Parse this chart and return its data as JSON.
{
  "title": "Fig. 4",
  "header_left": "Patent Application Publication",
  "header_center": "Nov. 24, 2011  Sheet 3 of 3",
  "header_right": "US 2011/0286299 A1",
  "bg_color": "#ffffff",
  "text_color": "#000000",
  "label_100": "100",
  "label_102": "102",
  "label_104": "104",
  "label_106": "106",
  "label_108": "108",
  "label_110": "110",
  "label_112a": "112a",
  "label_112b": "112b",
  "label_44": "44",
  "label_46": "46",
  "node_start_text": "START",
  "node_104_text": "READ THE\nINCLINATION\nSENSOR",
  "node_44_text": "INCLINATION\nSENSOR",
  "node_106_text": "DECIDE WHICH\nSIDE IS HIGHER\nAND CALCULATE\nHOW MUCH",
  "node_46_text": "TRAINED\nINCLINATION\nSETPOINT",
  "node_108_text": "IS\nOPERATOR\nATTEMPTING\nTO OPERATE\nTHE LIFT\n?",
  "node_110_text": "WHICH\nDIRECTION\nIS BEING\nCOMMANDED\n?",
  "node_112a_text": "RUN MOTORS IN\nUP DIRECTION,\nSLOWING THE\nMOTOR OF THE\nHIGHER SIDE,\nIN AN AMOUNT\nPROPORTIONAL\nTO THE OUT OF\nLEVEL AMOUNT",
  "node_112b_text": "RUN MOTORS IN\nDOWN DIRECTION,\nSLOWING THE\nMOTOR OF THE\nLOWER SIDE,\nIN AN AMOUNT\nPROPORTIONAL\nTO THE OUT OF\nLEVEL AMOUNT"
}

INSTRUCTION.
Output the listing above without altering a single character.

SOLUTION TO THIS PROBLEM.
Parse this chart and return its data as JSON.
{
  "title": "Fig. 4",
  "header_left": "Patent Application Publication",
  "header_center": "Nov. 24, 2011  Sheet 3 of 3",
  "header_right": "US 2011/0286299 A1",
  "bg_color": "#ffffff",
  "text_color": "#000000",
  "label_100": "100",
  "label_102": "102",
  "label_104": "104",
  "label_106": "106",
  "label_108": "108",
  "label_110": "110",
  "label_112a": "112a",
  "label_112b": "112b",
  "label_44": "44",
  "label_46": "46",
  "node_start_text": "START",
  "node_104_text": "READ THE\nINCLINATION\nSENSOR",
  "node_44_text": "INCLINATION\nSENSOR",
  "node_106_text": "DECIDE WHICH\nSIDE IS HIGHER\nAND CALCULATE\nHOW MUCH",
  "node_46_text": "TRAINED\nINCLINATION\nSETPOINT",
  "node_108_text": "IS\nOPERATOR\nATTEMPTING\nTO OPERATE\nTHE LIFT\n?",
  "node_110_text": "WHICH\nDIRECTION\nIS BEING\nCOMMANDED\n?",
  "node_112a_text": "RUN MOTORS IN\nUP DIRECTION,\nSLOWING THE\nMOTOR OF THE\nHIGHER SIDE,\nIN AN AMOUNT\nPROPORTIONAL\nTO THE OUT OF\nLEVEL AMOUNT",
  "node_112b_text": "RUN MOTORS IN\nDOWN DIRECTION,\nSLOWING THE\nMOTOR OF THE\nLOWER SIDE,\nIN AN AMOUNT\nPROPORTIONAL\nTO THE OUT OF\nLEVEL AMOUNT"
}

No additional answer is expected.